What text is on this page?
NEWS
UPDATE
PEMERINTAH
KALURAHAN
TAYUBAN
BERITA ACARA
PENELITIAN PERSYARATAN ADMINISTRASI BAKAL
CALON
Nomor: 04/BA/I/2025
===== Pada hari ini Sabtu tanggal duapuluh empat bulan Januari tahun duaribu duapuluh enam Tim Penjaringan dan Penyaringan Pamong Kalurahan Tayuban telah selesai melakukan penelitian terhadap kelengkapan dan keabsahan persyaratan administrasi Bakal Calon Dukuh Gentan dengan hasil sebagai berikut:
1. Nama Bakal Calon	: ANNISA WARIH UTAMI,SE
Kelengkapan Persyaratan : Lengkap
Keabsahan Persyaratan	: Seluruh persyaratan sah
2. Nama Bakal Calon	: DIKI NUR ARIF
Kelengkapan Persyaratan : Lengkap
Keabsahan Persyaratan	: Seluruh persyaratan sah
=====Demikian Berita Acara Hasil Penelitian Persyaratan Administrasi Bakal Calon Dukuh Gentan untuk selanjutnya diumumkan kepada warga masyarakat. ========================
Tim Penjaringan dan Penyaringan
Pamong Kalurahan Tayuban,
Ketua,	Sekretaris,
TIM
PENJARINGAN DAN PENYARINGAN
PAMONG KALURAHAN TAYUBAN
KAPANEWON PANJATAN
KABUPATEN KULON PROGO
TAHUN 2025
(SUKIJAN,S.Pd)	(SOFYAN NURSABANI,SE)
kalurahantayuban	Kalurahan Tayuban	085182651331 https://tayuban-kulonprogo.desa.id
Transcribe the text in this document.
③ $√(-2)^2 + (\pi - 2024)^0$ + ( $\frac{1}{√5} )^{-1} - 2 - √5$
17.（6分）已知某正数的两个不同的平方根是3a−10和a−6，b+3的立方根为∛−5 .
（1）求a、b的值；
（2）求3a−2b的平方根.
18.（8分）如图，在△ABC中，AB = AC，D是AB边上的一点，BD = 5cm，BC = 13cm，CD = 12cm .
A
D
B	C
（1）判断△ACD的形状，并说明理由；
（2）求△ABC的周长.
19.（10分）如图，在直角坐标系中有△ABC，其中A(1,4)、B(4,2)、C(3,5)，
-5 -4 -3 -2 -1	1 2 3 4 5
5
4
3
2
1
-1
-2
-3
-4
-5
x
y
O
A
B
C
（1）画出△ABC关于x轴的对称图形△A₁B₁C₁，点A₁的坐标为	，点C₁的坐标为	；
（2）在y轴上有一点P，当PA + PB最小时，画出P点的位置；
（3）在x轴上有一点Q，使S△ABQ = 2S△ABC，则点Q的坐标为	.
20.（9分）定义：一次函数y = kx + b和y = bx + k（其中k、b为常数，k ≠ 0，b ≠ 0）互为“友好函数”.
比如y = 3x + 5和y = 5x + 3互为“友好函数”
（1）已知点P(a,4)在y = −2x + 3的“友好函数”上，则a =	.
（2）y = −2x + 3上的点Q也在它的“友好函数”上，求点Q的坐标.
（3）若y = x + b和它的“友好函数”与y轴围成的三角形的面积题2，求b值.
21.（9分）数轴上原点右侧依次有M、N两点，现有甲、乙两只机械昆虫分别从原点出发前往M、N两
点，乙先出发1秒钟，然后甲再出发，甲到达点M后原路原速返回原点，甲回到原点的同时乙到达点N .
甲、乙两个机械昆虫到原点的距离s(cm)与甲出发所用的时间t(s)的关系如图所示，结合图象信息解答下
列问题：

--

PROBLEM STATEMENT:
Output an exact copy of the lines beginning at the one that holds "Transcribe the text in this document." and running through the final line of the records.

RESPONSE:
Transcribe the text in this document.
③ $√(-2)^2 + (\pi - 2024)^0$ + ( $\frac{1}{√5} )^{-1} - 2 - √5$
17.（6分）已知某正数的两个不同的平方根是3a−10和a−6，b+3的立方根为∛−5 .
（1）求a、b的值；
（2）求3a−2b的平方根.
18.（8分）如图，在△ABC中，AB = AC，D是AB边上的一点，BD = 5cm，BC = 13cm，CD = 12cm .
A
D
B	C
（1）判断△ACD的形状，并说明理由；
（2）求△ABC的周长.
19.（10分）如图，在直角坐标系中有△ABC，其中A(1,4)、B(4,2)、C(3,5)，
-5 -4 -3 -2 -1	1 2 3 4 5
5
4
3
2
1
-1
-2
-3
-4
-5
x
y
O
A
B
C
（1）画出△ABC关于x轴的对称图形△A₁B₁C₁，点A₁的坐标为	，点C₁的坐标为	；
（2）在y轴上有一点P，当PA + PB最小时，画出P点的位置；
（3）在x轴上有一点Q，使S△ABQ = 2S△ABC，则点Q的坐标为	.
20.（9分）定义：一次函数y = kx + b和y = bx + k（其中k、b为常数，k ≠ 0，b ≠ 0）互为“友好函数”.
比如y = 3x + 5和y = 5x + 3互为“友好函数”
（1）已知点P(a,4)在y = −2x + 3的“友好函数”上，则a =	.
（2）y = −2x + 3上的点Q也在它的“友好函数”上，求点Q的坐标.
（3）若y = x + b和它的“友好函数”与y轴围成的三角形的面积题2，求b值.
21.（9分）数轴上原点右侧依次有M、N两点，现有甲、乙两只机械昆虫分别从原点出发前往M、N两
点，乙先出发1秒钟，然后甲再出发，甲到达点M后原路原速返回原点，甲回到原点的同时乙到达点N .
甲、乙两个机械昆虫到原点的距离s(cm)与甲出发所用的时间t(s)的关系如图所示，结合图象信息解答下
列问题：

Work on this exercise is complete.